*Written problem*:
Without the pictures, write out all the lines below exactly as they appear.

---- Extracted material

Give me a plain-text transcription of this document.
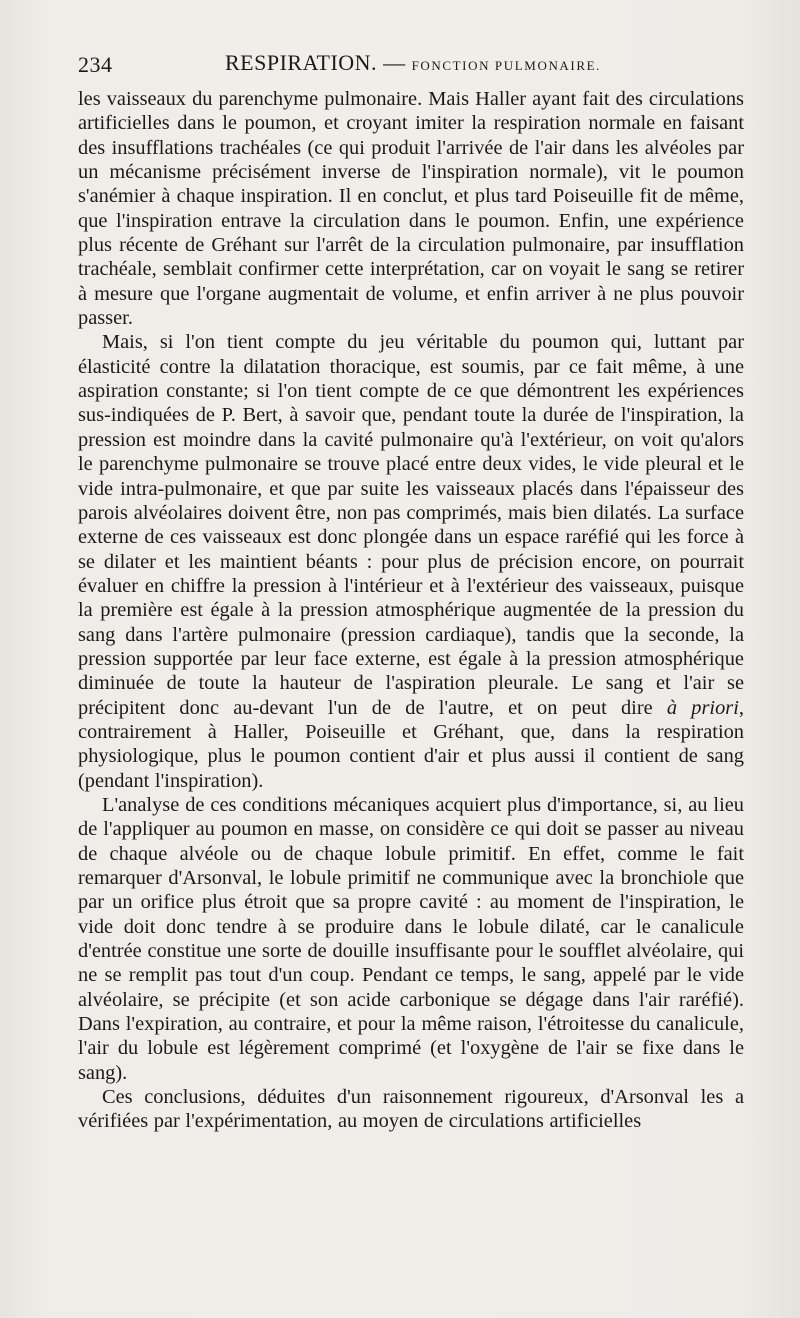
234	RESPIRATION. — FONCTION PULMONAIRE.

les vaisseaux du parenchyme pulmonaire. Mais Haller ayant fait des circulations artificielles dans le poumon, et croyant imiter la respiration normale en faisant des insufflations trachéales (ce qui produit l'arrivée de l'air dans les alvéoles par un mécanisme précisément inverse de l'inspiration normale), vit le poumon s'anémier à chaque inspiration. Il en conclut, et plus tard Poiseuille fit de même, que l'inspiration entrave la circulation dans le poumon. Enfin, une expérience plus récente de Gréhant sur l'arrêt de la circulation pulmonaire, par insufflation trachéale, semblait confirmer cette interprétation, car on voyait le sang se retirer à mesure que l'organe augmentait de volume, et enfin arriver à ne plus pouvoir passer.

Mais, si l'on tient compte du jeu véritable du poumon qui, luttant par élasticité contre la dilatation thoracique, est soumis, par ce fait même, à une aspiration constante; si l'on tient compte de ce que démontrent les expériences sus-indiquées de P. Bert, à savoir que, pendant toute la durée de l'inspiration, la pression est moindre dans la cavité pulmonaire qu'à l'extérieur, on voit qu'alors le parenchyme pulmonaire se trouve placé entre deux vides, le vide pleural et le vide intra-pulmonaire, et que par suite les vaisseaux placés dans l'épaisseur des parois alvéolaires doivent être, non pas comprimés, mais bien dilatés. La surface externe de ces vaisseaux est donc plongée dans un espace raréfié qui les force à se dilater et les maintient béants : pour plus de précision encore, on pourrait évaluer en chiffre la pression à l'intérieur et à l'extérieur des vaisseaux, puisque la première est égale à la pression atmosphérique augmentée de la pression du sang dans l'artère pulmonaire (pression cardiaque), tandis que la seconde, la pression supportée par leur face externe, est égale à la pression atmosphérique diminuée de toute la hauteur de l'aspiration pleurale. Le sang et l'air se précipitent donc au-devant l'un de de l'autre, et on peut dire à priori, contrairement à Haller, Poiseuille et Gréhant, que, dans la respiration physiologique, plus le poumon contient d'air et plus aussi il contient de sang (pendant l'inspiration).

L'analyse de ces conditions mécaniques acquiert plus d'importance, si, au lieu de l'appliquer au poumon en masse, on considère ce qui doit se passer au niveau de chaque alvéole ou de chaque lobule primitif. En effet, comme le fait remarquer d'Arsonval, le lobule primitif ne communique avec la bronchiole que par un orifice plus étroit que sa propre cavité : au moment de l'inspiration, le vide doit donc tendre à se produire dans le lobule dilaté, car le canalicule d'entrée constitue une sorte de douille insuffisante pour le soufflet alvéolaire, qui ne se remplit pas tout d'un coup. Pendant ce temps, le sang, appelé par le vide alvéolaire, se précipite (et son acide carbonique se dégage dans l'air raréfié). Dans l'expiration, au contraire, et pour la même raison, l'étroitesse du canalicule, l'air du lobule est légèrement comprimé (et l'oxygène de l'air se fixe dans le sang).

Ces conclusions, déduites d'un raisonnement rigoureux, d'Arsonval les a vérifiées par l'expérimentation, au moyen de circulations artificielles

--------

*Task answer*:
Give me a plain-text transcription of this document.
234	RESPIRATION. — FONCTION PULMONAIRE.

les vaisseaux du parenchyme pulmonaire. Mais Haller ayant fait des circulations artificielles dans le poumon, et croyant imiter la respiration normale en faisant des insufflations trachéales (ce qui produit l'arrivée de l'air dans les alvéoles par un mécanisme précisément inverse de l'inspiration normale), vit le poumon s'anémier à chaque inspiration. Il en conclut, et plus tard Poiseuille fit de même, que l'inspiration entrave la circulation dans le poumon. Enfin, une expérience plus récente de Gréhant sur l'arrêt de la circulation pulmonaire, par insufflation trachéale, semblait confirmer cette interprétation, car on voyait le sang se retirer à mesure que l'organe augmentait de volume, et enfin arriver à ne plus pouvoir passer.

Mais, si l'on tient compte du jeu véritable du poumon qui, luttant par élasticité contre la dilatation thoracique, est soumis, par ce fait même, à une aspiration constante; si l'on tient compte de ce que démontrent les expériences sus-indiquées de P. Bert, à savoir que, pendant toute la durée de l'inspiration, la pression est moindre dans la cavité pulmonaire qu'à l'extérieur, on voit qu'alors le parenchyme pulmonaire se trouve placé entre deux vides, le vide pleural et le vide intra-pulmonaire, et que par suite les vaisseaux placés dans l'épaisseur des parois alvéolaires doivent être, non pas comprimés, mais bien dilatés. La surface externe de ces vaisseaux est donc plongée dans un espace raréfié qui les force à se dilater et les maintient béants : pour plus de précision encore, on pourrait évaluer en chiffre la pression à l'intérieur et à l'extérieur des vaisseaux, puisque la première est égale à la pression atmosphérique augmentée de la pression du sang dans l'artère pulmonaire (pression cardiaque), tandis que la seconde, la pression supportée par leur face externe, est égale à la pression atmosphérique diminuée de toute la hauteur de l'aspiration pleurale. Le sang et l'air se précipitent donc au-devant l'un de de l'autre, et on peut dire à priori, contrairement à Haller, Poiseuille et Gréhant, que, dans la respiration physiologique, plus le poumon contient d'air et plus aussi il contient de sang (pendant l'inspiration).

L'analyse de ces conditions mécaniques acquiert plus d'importance, si, au lieu de l'appliquer au poumon en masse, on considère ce qui doit se passer au niveau de chaque alvéole ou de chaque lobule primitif. En effet, comme le fait remarquer d'Arsonval, le lobule primitif ne communique avec la bronchiole que par un orifice plus étroit que sa propre cavité : au moment de l'inspiration, le vide doit donc tendre à se produire dans le lobule dilaté, car le canalicule d'entrée constitue une sorte de douille insuffisante pour le soufflet alvéolaire, qui ne se remplit pas tout d'un coup. Pendant ce temps, le sang, appelé par le vide alvéolaire, se précipite (et son acide carbonique se dégage dans l'air raréfié). Dans l'expiration, au contraire, et pour la même raison, l'étroitesse du canalicule, l'air du lobule est légèrement comprimé (et l'oxygène de l'air se fixe dans le sang).

Ces conclusions, déduites d'un raisonnement rigoureux, d'Arsonval les a vérifiées par l'expérimentation, au moyen de circulations artificielles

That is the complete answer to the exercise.